**REQUIREMENTS**. From the records below, copy every line that contains the word "promener".

**RECORDS**.
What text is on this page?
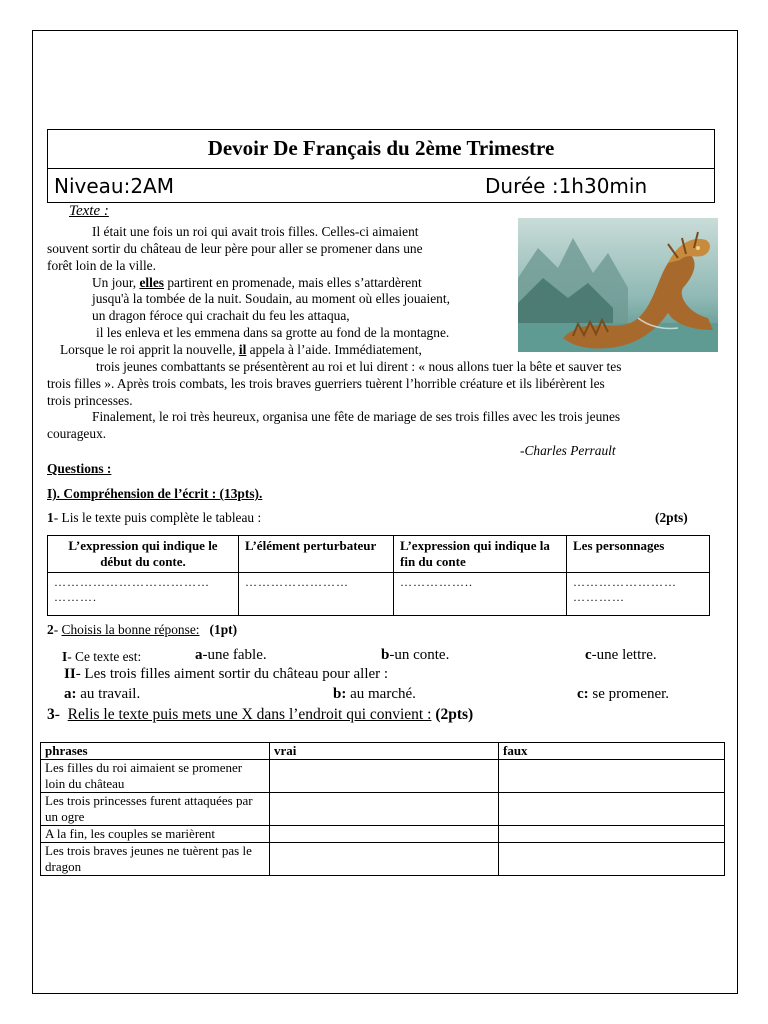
Devoir De Français du 2ème Trimestre
Niveau:2AM	Durée :1h30min
Texte :
Il était une fois un roi qui avait trois filles. Celles-ci aimaient
souvent sortir du château de leur père pour aller se promener dans une
forêt loin de la ville.
Un jour, elles partirent en promenade, mais elles s’attardèrent
jusqu'à la tombée de la nuit. Soudain, au moment où elles jouaient,
un dragon féroce qui crachait du feu les attaqua,
il les enleva et les emmena dans sa grotte au fond de la montagne.
Lorsque le roi apprit la nouvelle, il appela à l’aide. Immédiatement,
trois jeunes combattants se présentèrent au roi et lui dirent : « nous allons tuer la bête et sauver tes
trois filles ». Après trois combats, les trois braves guerriers tuèrent l’horrible créature et ils libérèrent les
trois princesses.
Finalement, le roi très heureux, organisa une fête de mariage de ses trois filles avec les trois jeunes
courageux.
-Charles Perrault
Questions :
I). Compréhension de l’écrit : (13pts).
1- Lis le texte puis complète le tableau :	(2pts)
L’expression qui indique le début du conte.	L’élément perturbateur	L’expression qui indique la fin du conte	Les personnages
……………………………… ……….	……………………	……………..	…………………… …………
2- Choisis la bonne réponse: (1pt)
I- Ce texte est:	a-une fable.	b-un conte.	c-une lettre.
II- Les trois filles aiment sortir du château pour aller :
a: au travail.	b: au marché.	c: se promener.
3-  Relis le texte puis mets une X dans l’endroit qui convient : (2pts)
phrases	vrai	faux
Les filles du roi aimaient se promener loin du château		
Les trois princesses furent attaquées par un ogre		
A la fin, les couples se marièrent		
Les trois braves jeunes ne tuèrent pas le dragon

**WRITTEN RESPONSE**.
souvent sortir du château de leur père pour aller se promener dans une
a: au travail.	b: au marché.	c: se promener.
Les filles du roi aimaient se promener loin du château		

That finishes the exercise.